GIVEN PROBLEM:
The listing below must be repeated word for word, with its images excluded.

INPUT:
=-=-=-=-=

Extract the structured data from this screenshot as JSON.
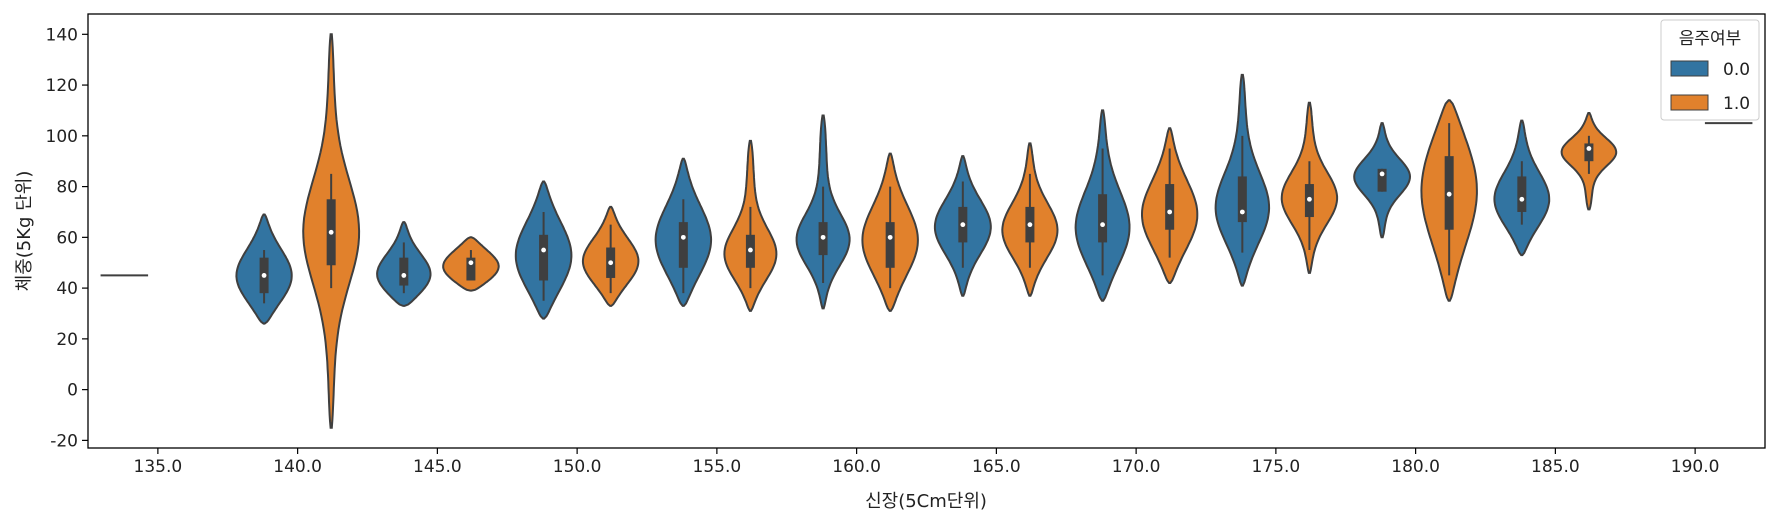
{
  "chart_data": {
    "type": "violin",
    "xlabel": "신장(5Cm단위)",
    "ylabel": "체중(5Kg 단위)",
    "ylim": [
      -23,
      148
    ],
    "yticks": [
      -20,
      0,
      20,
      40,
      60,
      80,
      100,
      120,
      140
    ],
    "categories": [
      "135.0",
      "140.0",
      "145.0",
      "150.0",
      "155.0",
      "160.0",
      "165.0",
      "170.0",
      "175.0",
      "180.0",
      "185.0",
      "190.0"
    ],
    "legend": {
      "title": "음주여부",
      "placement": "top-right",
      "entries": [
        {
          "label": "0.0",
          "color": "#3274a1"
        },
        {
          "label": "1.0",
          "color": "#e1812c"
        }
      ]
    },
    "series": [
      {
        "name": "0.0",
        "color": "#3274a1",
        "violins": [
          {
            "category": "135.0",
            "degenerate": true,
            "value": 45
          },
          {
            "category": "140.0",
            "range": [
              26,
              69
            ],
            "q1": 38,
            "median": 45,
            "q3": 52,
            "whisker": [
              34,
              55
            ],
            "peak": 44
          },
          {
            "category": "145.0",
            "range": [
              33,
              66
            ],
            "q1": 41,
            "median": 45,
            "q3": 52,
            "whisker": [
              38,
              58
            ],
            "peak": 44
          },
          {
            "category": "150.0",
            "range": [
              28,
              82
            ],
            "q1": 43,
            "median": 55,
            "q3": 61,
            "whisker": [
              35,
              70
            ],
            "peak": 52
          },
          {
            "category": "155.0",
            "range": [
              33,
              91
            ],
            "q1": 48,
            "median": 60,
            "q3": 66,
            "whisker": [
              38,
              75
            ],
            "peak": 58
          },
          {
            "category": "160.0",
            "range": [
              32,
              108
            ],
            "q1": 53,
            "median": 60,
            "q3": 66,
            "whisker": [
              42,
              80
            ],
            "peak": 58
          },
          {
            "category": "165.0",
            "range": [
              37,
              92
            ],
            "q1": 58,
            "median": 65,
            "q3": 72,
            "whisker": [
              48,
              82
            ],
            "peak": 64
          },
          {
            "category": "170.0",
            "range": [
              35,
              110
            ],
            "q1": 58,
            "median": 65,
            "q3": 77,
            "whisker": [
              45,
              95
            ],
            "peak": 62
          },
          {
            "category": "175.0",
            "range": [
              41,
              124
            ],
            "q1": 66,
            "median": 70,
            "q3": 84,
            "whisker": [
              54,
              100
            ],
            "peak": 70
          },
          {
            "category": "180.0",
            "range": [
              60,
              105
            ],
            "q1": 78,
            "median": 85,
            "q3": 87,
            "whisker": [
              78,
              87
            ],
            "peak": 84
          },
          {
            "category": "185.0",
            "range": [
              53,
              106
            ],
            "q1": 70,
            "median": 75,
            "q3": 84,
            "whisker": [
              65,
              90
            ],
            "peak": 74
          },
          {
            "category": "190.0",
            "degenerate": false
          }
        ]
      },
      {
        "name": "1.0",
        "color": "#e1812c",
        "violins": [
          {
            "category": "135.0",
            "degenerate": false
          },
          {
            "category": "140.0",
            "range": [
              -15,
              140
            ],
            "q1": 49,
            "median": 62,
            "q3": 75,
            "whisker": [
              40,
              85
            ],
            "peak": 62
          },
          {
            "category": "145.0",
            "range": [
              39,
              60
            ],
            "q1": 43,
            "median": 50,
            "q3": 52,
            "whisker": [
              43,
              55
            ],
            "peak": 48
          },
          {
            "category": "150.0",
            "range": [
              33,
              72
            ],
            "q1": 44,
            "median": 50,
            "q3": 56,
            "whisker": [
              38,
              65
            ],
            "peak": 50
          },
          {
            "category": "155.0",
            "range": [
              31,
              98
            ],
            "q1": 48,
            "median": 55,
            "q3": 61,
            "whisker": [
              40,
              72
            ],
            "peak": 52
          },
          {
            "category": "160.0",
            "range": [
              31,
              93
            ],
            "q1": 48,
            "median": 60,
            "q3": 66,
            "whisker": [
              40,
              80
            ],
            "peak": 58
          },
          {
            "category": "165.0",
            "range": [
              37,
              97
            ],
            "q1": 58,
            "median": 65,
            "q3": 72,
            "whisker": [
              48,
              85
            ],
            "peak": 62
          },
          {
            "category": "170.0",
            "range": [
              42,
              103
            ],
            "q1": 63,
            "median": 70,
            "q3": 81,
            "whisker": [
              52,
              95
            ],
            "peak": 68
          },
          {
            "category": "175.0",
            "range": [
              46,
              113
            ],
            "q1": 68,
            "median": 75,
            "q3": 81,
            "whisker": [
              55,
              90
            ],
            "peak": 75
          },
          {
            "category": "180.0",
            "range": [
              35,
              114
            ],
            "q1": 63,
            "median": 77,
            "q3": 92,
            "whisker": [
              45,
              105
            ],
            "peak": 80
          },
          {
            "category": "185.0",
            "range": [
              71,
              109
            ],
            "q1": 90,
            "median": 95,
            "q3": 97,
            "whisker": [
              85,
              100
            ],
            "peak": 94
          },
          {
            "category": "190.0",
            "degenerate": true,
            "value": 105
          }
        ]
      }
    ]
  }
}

=-=-=-=-=

SOLUTION FOR THIS EXERCISE:
Extract the structured data from this screenshot as JSON.
{
  "chart_data": {
    "type": "violin",
    "xlabel": "신장(5Cm단위)",
    "ylabel": "체중(5Kg 단위)",
    "ylim": [
      -23,
      148
    ],
    "yticks": [
      -20,
      0,
      20,
      40,
      60,
      80,
      100,
      120,
      140
    ],
    "categories": [
      "135.0",
      "140.0",
      "145.0",
      "150.0",
      "155.0",
      "160.0",
      "165.0",
      "170.0",
      "175.0",
      "180.0",
      "185.0",
      "190.0"
    ],
    "legend": {
      "title": "음주여부",
      "placement": "top-right",
      "entries": [
        {
          "label": "0.0",
          "color": "#3274a1"
        },
        {
          "label": "1.0",
          "color": "#e1812c"
        }
      ]
    },
    "series": [
      {
        "name": "0.0",
        "color": "#3274a1",
        "violins": [
          {
            "category": "135.0",
            "degenerate": true,
            "value": 45
          },
          {
            "category": "140.0",
            "range": [
              26,
              69
            ],
            "q1": 38,
            "median": 45,
            "q3": 52,
            "whisker": [
              34,
              55
            ],
            "peak": 44
          },
          {
            "category": "145.0",
            "range": [
              33,
              66
            ],
            "q1": 41,
            "median": 45,
            "q3": 52,
            "whisker": [
              38,
              58
            ],
            "peak": 44
          },
          {
            "category": "150.0",
            "range": [
              28,
              82
            ],
            "q1": 43,
            "median": 55,
            "q3": 61,
            "whisker": [
              35,
              70
            ],
            "peak": 52
          },
          {
            "category": "155.0",
            "range": [
              33,
              91
            ],
            "q1": 48,
            "median": 60,
            "q3": 66,
            "whisker": [
              38,
              75
            ],
            "peak": 58
          },
          {
            "category": "160.0",
            "range": [
              32,
              108
            ],
            "q1": 53,
            "median": 60,
            "q3": 66,
            "whisker": [
              42,
              80
            ],
            "peak": 58
          },
          {
            "category": "165.0",
            "range": [
              37,
              92
            ],
            "q1": 58,
            "median": 65,
            "q3": 72,
            "whisker": [
              48,
              82
            ],
            "peak": 64
          },
          {
            "category": "170.0",
            "range": [
              35,
              110
            ],
            "q1": 58,
            "median": 65,
            "q3": 77,
            "whisker": [
              45,
              95
            ],
            "peak": 62
          },
          {
            "category": "175.0",
            "range": [
              41,
              124
            ],
            "q1": 66,
            "median": 70,
            "q3": 84,
            "whisker": [
              54,
              100
            ],
            "peak": 70
          },
          {
            "category": "180.0",
            "range": [
              60,
              105
            ],
            "q1": 78,
            "median": 85,
            "q3": 87,
            "whisker": [
              78,
              87
            ],
            "peak": 84
          },
          {
            "category": "185.0",
            "range": [
              53,
              106
            ],
            "q1": 70,
            "median": 75,
            "q3": 84,
            "whisker": [
              65,
              90
            ],
            "peak": 74
          },
          {
            "category": "190.0",
            "degenerate": false
          }
        ]
      },
      {
        "name": "1.0",
        "color": "#e1812c",
        "violins": [
          {
            "category": "135.0",
            "degenerate": false
          },
          {
            "category": "140.0",
            "range": [
              -15,
              140
            ],
            "q1": 49,
            "median": 62,
            "q3": 75,
            "whisker": [
              40,
              85
            ],
            "peak": 62
          },
          {
            "category": "145.0",
            "range": [
              39,
              60
            ],
            "q1": 43,
            "median": 50,
            "q3": 52,
            "whisker": [
              43,
              55
            ],
            "peak": 48
          },
          {
            "category": "150.0",
            "range": [
              33,
              72
            ],
            "q1": 44,
            "median": 50,
            "q3": 56,
            "whisker": [
              38,
              65
            ],
            "peak": 50
          },
          {
            "category": "155.0",
            "range": [
              31,
              98
            ],
            "q1": 48,
            "median": 55,
            "q3": 61,
            "whisker": [
              40,
              72
            ],
            "peak": 52
          },
          {
            "category": "160.0",
            "range": [
              31,
              93
            ],
            "q1": 48,
            "median": 60,
            "q3": 66,
            "whisker": [
              40,
              80
            ],
            "peak": 58
          },
          {
            "category": "165.0",
            "range": [
              37,
              97
            ],
            "q1": 58,
            "median": 65,
            "q3": 72,
            "whisker": [
              48,
              85
            ],
            "peak": 62
          },
          {
            "category": "170.0",
            "range": [
              42,
              103
            ],
            "q1": 63,
            "median": 70,
            "q3": 81,
            "whisker": [
              52,
              95
            ],
            "peak": 68
          },
          {
            "category": "175.0",
            "range": [
              46,
              113
            ],
            "q1": 68,
            "median": 75,
            "q3": 81,
            "whisker": [
              55,
              90
            ],
            "peak": 75
          },
          {
            "category": "180.0",
            "range": [
              35,
              114
            ],
            "q1": 63,
            "median": 77,
            "q3": 92,
            "whisker": [
              45,
              105
            ],
            "peak": 80
          },
          {
            "category": "185.0",
            "range": [
              71,
              109
            ],
            "q1": 90,
            "median": 95,
            "q3": 97,
            "whisker": [
              85,
              100
            ],
            "peak": 94
          },
          {
            "category": "190.0",
            "degenerate": true,
            "value": 105
          }
        ]
      }
    ]
  }
}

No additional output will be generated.